--- Begin DATASET RECORDS ---

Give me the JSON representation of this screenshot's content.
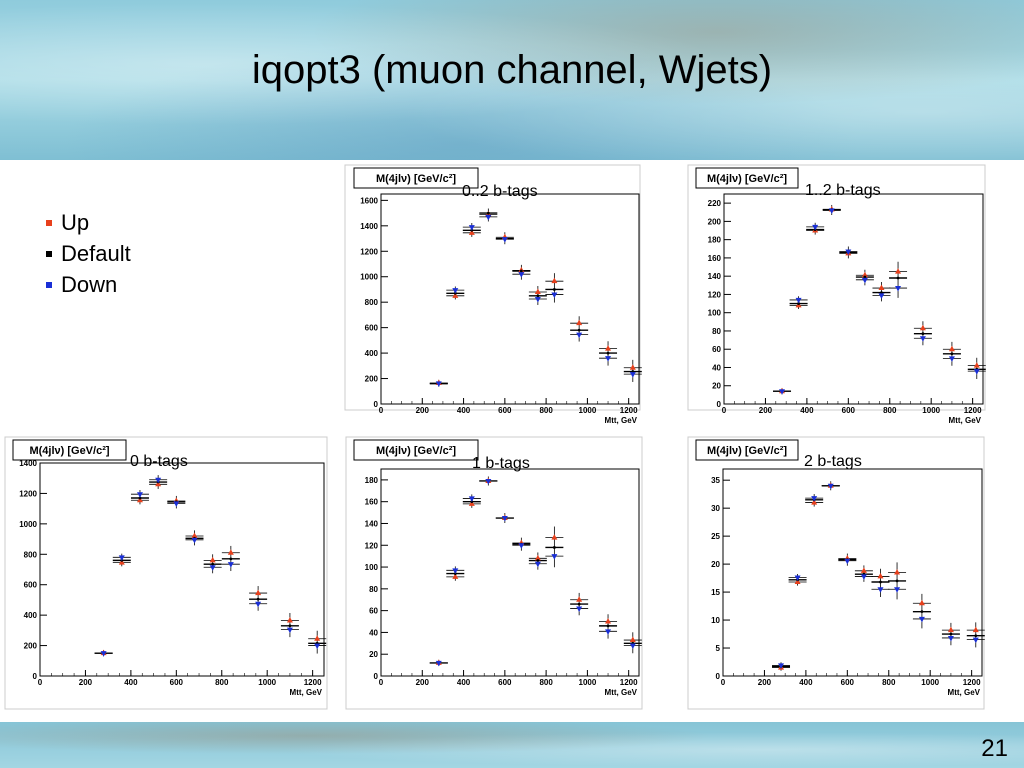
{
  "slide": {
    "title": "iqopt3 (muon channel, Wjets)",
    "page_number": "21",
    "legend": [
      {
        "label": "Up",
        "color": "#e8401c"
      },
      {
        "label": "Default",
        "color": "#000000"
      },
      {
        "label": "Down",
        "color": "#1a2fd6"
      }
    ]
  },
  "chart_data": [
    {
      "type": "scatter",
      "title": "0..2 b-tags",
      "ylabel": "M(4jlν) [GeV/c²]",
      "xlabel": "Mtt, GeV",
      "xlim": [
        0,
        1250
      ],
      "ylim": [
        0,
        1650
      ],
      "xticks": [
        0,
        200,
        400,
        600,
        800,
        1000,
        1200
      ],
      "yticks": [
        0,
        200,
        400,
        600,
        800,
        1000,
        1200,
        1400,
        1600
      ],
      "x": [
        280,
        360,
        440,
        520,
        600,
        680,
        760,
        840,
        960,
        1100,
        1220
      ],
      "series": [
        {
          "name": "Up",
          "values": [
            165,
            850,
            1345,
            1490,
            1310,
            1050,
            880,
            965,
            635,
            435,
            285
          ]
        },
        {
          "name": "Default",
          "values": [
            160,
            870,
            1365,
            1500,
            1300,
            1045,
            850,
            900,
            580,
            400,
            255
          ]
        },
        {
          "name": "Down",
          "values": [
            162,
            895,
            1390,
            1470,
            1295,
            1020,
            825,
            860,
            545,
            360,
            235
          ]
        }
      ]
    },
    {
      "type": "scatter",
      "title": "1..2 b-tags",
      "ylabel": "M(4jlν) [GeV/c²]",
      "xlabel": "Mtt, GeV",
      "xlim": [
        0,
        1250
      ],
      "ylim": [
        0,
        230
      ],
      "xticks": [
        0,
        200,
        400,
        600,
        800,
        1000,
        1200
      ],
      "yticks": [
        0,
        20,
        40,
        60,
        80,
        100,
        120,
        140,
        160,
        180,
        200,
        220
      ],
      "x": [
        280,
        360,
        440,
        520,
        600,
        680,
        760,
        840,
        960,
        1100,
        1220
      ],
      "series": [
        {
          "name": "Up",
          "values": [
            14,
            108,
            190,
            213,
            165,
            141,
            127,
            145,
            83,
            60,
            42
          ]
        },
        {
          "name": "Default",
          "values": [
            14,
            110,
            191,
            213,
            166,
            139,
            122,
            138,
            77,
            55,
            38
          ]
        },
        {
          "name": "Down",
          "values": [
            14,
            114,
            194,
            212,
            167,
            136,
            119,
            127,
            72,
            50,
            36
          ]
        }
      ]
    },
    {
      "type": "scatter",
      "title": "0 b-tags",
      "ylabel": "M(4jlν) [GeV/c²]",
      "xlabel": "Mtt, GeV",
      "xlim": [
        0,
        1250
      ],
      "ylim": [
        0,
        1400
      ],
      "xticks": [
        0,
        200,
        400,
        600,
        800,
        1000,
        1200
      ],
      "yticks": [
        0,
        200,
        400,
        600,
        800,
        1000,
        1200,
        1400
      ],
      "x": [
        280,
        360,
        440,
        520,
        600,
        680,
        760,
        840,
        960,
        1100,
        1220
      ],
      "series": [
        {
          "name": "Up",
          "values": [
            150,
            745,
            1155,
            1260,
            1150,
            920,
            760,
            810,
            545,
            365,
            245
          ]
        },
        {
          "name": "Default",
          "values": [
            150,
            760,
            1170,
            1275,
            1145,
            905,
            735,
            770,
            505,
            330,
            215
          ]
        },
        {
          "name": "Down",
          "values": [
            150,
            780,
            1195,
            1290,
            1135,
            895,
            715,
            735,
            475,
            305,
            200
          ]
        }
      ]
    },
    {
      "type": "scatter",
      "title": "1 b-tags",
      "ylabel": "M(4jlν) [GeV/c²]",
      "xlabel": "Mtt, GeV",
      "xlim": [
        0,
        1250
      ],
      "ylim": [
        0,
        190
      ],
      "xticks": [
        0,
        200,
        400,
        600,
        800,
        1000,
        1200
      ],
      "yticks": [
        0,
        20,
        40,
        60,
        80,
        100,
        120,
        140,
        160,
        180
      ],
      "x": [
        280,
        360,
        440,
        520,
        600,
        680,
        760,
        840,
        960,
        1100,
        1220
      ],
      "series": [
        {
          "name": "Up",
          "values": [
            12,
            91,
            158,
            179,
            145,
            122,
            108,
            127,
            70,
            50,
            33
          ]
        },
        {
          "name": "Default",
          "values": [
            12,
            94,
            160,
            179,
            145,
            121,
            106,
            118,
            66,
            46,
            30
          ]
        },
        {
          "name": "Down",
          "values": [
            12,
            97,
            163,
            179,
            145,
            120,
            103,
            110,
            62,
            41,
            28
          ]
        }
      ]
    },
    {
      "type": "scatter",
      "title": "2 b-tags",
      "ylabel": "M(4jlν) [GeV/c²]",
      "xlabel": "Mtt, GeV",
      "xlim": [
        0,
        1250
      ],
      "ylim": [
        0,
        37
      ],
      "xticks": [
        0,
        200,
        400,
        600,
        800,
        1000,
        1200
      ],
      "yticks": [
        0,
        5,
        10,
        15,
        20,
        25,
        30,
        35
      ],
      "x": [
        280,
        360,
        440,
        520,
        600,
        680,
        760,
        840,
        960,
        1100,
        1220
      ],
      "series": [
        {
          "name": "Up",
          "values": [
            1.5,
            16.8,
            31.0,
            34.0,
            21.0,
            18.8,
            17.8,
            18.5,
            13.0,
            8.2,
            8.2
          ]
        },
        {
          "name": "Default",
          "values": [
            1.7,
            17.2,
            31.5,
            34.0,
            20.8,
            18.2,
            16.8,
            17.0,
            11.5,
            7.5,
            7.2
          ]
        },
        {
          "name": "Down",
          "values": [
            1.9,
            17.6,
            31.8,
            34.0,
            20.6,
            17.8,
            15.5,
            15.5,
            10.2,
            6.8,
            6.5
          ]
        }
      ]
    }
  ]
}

--- End DATASET RECORDS ---

EXERCISE REQUIREMENTS
Using the records above, output their complete text exactly, minus any images.

REPLY TO THE EXERCISE
Give me the JSON representation of this screenshot's content.
{
  "slide": {
    "title": "iqopt3 (muon channel, Wjets)",
    "page_number": "21",
    "legend": [
      {
        "label": "Up",
        "color": "#e8401c"
      },
      {
        "label": "Default",
        "color": "#000000"
      },
      {
        "label": "Down",
        "color": "#1a2fd6"
      }
    ]
  },
  "chart_data": [
    {
      "type": "scatter",
      "title": "0..2 b-tags",
      "ylabel": "M(4jlν) [GeV/c²]",
      "xlabel": "Mtt, GeV",
      "xlim": [
        0,
        1250
      ],
      "ylim": [
        0,
        1650
      ],
      "xticks": [
        0,
        200,
        400,
        600,
        800,
        1000,
        1200
      ],
      "yticks": [
        0,
        200,
        400,
        600,
        800,
        1000,
        1200,
        1400,
        1600
      ],
      "x": [
        280,
        360,
        440,
        520,
        600,
        680,
        760,
        840,
        960,
        1100,
        1220
      ],
      "series": [
        {
          "name": "Up",
          "values": [
            165,
            850,
            1345,
            1490,
            1310,
            1050,
            880,
            965,
            635,
            435,
            285
          ]
        },
        {
          "name": "Default",
          "values": [
            160,
            870,
            1365,
            1500,
            1300,
            1045,
            850,
            900,
            580,
            400,
            255
          ]
        },
        {
          "name": "Down",
          "values": [
            162,
            895,
            1390,
            1470,
            1295,
            1020,
            825,
            860,
            545,
            360,
            235
          ]
        }
      ]
    },
    {
      "type": "scatter",
      "title": "1..2 b-tags",
      "ylabel": "M(4jlν) [GeV/c²]",
      "xlabel": "Mtt, GeV",
      "xlim": [
        0,
        1250
      ],
      "ylim": [
        0,
        230
      ],
      "xticks": [
        0,
        200,
        400,
        600,
        800,
        1000,
        1200
      ],
      "yticks": [
        0,
        20,
        40,
        60,
        80,
        100,
        120,
        140,
        160,
        180,
        200,
        220
      ],
      "x": [
        280,
        360,
        440,
        520,
        600,
        680,
        760,
        840,
        960,
        1100,
        1220
      ],
      "series": [
        {
          "name": "Up",
          "values": [
            14,
            108,
            190,
            213,
            165,
            141,
            127,
            145,
            83,
            60,
            42
          ]
        },
        {
          "name": "Default",
          "values": [
            14,
            110,
            191,
            213,
            166,
            139,
            122,
            138,
            77,
            55,
            38
          ]
        },
        {
          "name": "Down",
          "values": [
            14,
            114,
            194,
            212,
            167,
            136,
            119,
            127,
            72,
            50,
            36
          ]
        }
      ]
    },
    {
      "type": "scatter",
      "title": "0 b-tags",
      "ylabel": "M(4jlν) [GeV/c²]",
      "xlabel": "Mtt, GeV",
      "xlim": [
        0,
        1250
      ],
      "ylim": [
        0,
        1400
      ],
      "xticks": [
        0,
        200,
        400,
        600,
        800,
        1000,
        1200
      ],
      "yticks": [
        0,
        200,
        400,
        600,
        800,
        1000,
        1200,
        1400
      ],
      "x": [
        280,
        360,
        440,
        520,
        600,
        680,
        760,
        840,
        960,
        1100,
        1220
      ],
      "series": [
        {
          "name": "Up",
          "values": [
            150,
            745,
            1155,
            1260,
            1150,
            920,
            760,
            810,
            545,
            365,
            245
          ]
        },
        {
          "name": "Default",
          "values": [
            150,
            760,
            1170,
            1275,
            1145,
            905,
            735,
            770,
            505,
            330,
            215
          ]
        },
        {
          "name": "Down",
          "values": [
            150,
            780,
            1195,
            1290,
            1135,
            895,
            715,
            735,
            475,
            305,
            200
          ]
        }
      ]
    },
    {
      "type": "scatter",
      "title": "1 b-tags",
      "ylabel": "M(4jlν) [GeV/c²]",
      "xlabel": "Mtt, GeV",
      "xlim": [
        0,
        1250
      ],
      "ylim": [
        0,
        190
      ],
      "xticks": [
        0,
        200,
        400,
        600,
        800,
        1000,
        1200
      ],
      "yticks": [
        0,
        20,
        40,
        60,
        80,
        100,
        120,
        140,
        160,
        180
      ],
      "x": [
        280,
        360,
        440,
        520,
        600,
        680,
        760,
        840,
        960,
        1100,
        1220
      ],
      "series": [
        {
          "name": "Up",
          "values": [
            12,
            91,
            158,
            179,
            145,
            122,
            108,
            127,
            70,
            50,
            33
          ]
        },
        {
          "name": "Default",
          "values": [
            12,
            94,
            160,
            179,
            145,
            121,
            106,
            118,
            66,
            46,
            30
          ]
        },
        {
          "name": "Down",
          "values": [
            12,
            97,
            163,
            179,
            145,
            120,
            103,
            110,
            62,
            41,
            28
          ]
        }
      ]
    },
    {
      "type": "scatter",
      "title": "2 b-tags",
      "ylabel": "M(4jlν) [GeV/c²]",
      "xlabel": "Mtt, GeV",
      "xlim": [
        0,
        1250
      ],
      "ylim": [
        0,
        37
      ],
      "xticks": [
        0,
        200,
        400,
        600,
        800,
        1000,
        1200
      ],
      "yticks": [
        0,
        5,
        10,
        15,
        20,
        25,
        30,
        35
      ],
      "x": [
        280,
        360,
        440,
        520,
        600,
        680,
        760,
        840,
        960,
        1100,
        1220
      ],
      "series": [
        {
          "name": "Up",
          "values": [
            1.5,
            16.8,
            31.0,
            34.0,
            21.0,
            18.8,
            17.8,
            18.5,
            13.0,
            8.2,
            8.2
          ]
        },
        {
          "name": "Default",
          "values": [
            1.7,
            17.2,
            31.5,
            34.0,
            20.8,
            18.2,
            16.8,
            17.0,
            11.5,
            7.5,
            7.2
          ]
        },
        {
          "name": "Down",
          "values": [
            1.9,
            17.6,
            31.8,
            34.0,
            20.6,
            17.8,
            15.5,
            15.5,
            10.2,
            6.8,
            6.5
          ]
        }
      ]
    }
  ]
}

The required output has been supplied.